**Provided passage:**
== Segment start ==

37 Tauri

Observation data Epoch J2000 Equinox ICRS
- Constellation: Taurus
- Right ascension: 04^{h} 04^{m} 41.71484^{s}
- Declination: +22° 04′ 54.9243″
- Apparent magnitude (V): 4.36

Characteristics
- Spectral type: K0 III-IIIb
- U−B color index: 0.95
- B−V color index: 1.07
- R−I color index: 0.53

Astrometry
- Radial velocity (R_{v}): +9.52±0.11 km/s
- Proper motion (μ): RA: +90.53 mas/yr Dec.: −59.47 mas/yr
- Parallax (π): 17.43±0.21 mas
- Distance: 187 ± 2 ly (57.4 ± 0.7 pc)
- Absolute magnitude (M_{V}): 0.57

Details
- Mass: 1.99 M_{☉}
- Radius: 10.15±0.69 R_{☉}
- Luminosity: 60±6 L_{☉}
- Surface gravity (log g): 2.77 cgs
- Temperature: 4,732±26 K
- Metallicity [Fe/H]: +0.01 dex
- Rotational velocity (v sin i): 2.8 km/s
- Age: 1.39 Gyr
- Other designations: 37 Tau, BD+21°585, FK5 1112, HD 25604, HIP 19038, HR 1256, SAO 76430, WDS J04047+2205A

Database references
- SIMBAD: data

= 37 Tauri =

Star in the constellation Taurus

37 Tauri is a single, orange-hued star in the zodiac constellation of Taurus. It can be seen with the naked eye, having an apparent visual magnitude of 4.36. A magnitude 10.01 visual companion has an angular separation of 134.30 arcsecond on a position angle of 138.6°, as of 2003. Based on an annual parallax shift of 17.43±0.21 mas, 37 Tauri is about 187 light years away. It is moving further from the Sun with a heliocentric radial velocity of 9.5 km/s.

== Segment end ==

**Data shown:**
== Segment start ==

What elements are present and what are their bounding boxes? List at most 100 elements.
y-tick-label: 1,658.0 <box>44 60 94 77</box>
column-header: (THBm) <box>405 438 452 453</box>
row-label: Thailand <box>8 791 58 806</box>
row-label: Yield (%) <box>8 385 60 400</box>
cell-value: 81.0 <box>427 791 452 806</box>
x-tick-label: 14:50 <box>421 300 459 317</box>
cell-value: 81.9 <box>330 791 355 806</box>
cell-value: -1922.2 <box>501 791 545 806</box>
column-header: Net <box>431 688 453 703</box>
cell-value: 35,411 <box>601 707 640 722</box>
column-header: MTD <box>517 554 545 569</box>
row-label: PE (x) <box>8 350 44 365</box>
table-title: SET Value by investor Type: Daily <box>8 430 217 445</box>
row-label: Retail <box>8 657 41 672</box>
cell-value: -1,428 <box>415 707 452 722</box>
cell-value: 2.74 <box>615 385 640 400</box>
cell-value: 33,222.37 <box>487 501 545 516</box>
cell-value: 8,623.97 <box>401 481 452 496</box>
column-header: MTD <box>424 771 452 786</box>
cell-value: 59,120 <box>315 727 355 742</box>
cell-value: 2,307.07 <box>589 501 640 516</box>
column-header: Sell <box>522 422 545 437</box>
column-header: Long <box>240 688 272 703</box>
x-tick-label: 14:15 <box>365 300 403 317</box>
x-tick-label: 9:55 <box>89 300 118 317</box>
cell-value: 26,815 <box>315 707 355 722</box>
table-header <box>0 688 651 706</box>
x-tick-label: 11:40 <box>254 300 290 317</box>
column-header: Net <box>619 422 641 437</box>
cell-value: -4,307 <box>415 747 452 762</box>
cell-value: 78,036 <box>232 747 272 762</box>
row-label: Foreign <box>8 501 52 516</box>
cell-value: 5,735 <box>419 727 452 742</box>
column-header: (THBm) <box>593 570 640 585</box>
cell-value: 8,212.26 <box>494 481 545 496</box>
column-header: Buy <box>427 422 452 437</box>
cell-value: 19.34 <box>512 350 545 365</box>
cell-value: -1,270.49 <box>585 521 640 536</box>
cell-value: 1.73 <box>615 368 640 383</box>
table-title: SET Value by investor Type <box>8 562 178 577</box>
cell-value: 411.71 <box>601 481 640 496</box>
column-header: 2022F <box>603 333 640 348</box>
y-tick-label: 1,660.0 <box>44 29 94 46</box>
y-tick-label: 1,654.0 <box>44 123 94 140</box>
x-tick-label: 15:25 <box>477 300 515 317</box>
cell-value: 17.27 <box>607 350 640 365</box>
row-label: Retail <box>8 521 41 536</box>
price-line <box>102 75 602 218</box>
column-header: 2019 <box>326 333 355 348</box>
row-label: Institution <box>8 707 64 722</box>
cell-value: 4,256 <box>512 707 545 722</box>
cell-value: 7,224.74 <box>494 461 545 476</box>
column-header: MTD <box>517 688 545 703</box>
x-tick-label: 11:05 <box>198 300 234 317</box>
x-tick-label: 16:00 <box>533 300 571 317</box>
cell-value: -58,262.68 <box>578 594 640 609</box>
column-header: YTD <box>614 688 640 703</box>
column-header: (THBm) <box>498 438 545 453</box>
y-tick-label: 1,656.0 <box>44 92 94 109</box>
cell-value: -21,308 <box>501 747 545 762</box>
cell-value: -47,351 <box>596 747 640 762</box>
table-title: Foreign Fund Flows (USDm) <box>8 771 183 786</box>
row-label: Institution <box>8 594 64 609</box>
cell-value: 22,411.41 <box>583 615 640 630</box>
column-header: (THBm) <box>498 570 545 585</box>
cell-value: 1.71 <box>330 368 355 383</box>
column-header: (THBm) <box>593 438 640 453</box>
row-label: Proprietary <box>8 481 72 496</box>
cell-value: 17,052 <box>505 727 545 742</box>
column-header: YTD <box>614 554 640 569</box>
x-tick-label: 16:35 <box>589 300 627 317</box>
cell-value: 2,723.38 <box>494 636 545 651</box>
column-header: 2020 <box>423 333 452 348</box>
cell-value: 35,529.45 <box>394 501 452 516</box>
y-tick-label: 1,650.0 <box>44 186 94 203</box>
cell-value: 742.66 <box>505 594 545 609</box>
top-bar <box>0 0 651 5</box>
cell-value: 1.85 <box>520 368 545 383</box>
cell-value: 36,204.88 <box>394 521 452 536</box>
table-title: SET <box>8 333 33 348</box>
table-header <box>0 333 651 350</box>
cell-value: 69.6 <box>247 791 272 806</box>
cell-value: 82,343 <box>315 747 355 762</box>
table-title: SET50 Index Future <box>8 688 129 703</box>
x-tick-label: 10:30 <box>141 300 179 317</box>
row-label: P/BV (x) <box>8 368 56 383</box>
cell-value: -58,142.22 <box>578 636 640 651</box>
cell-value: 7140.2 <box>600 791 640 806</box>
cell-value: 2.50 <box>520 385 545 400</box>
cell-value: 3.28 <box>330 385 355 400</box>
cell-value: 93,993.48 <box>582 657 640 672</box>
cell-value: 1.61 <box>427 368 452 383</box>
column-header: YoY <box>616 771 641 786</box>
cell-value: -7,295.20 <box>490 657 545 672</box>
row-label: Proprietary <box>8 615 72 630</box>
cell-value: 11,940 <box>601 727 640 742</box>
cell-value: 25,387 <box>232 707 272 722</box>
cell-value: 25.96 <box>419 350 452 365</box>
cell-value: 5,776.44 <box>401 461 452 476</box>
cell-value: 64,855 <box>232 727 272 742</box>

== Segment end ==

**Instructions:**
**a.** Can you summarize the 37 Tauri entry in two sentences?
**b.** Could you write out, word for word, the part of the 37 Tauri entry from "Characteristics" to "(57.4 ± 0.7 pc)"?
Use only the 37 Tauri entry, not the records.

**Results:**
**a.** 37 Tauri is a single, orange-hued star in the zodiac constellation of Taurus, visible to the naked eye with an apparent visual magnitude of 4.36. Based on an annual parallax shift of 17.43±0.21 mas, it is about 187 light years away, and it is moving further from the Sun with a heliocentric radial velocity of 9.5 km/s.

**b.**
Characteristics
- Spectral type: K0 III-IIIb
- U−B color index: 0.95
- B−V color index: 1.07
- R−I color index: 0.53

Astrometry
- Radial velocity (R_{v}): +9.52±0.11 km/s
- Proper motion (μ): RA: +90.53 mas/yr Dec.: −59.47 mas/yr
- Parallax (π): 17.43±0.21 mas
- Distance: 187 ± 2 ly (57.4 ± 0.7 pc)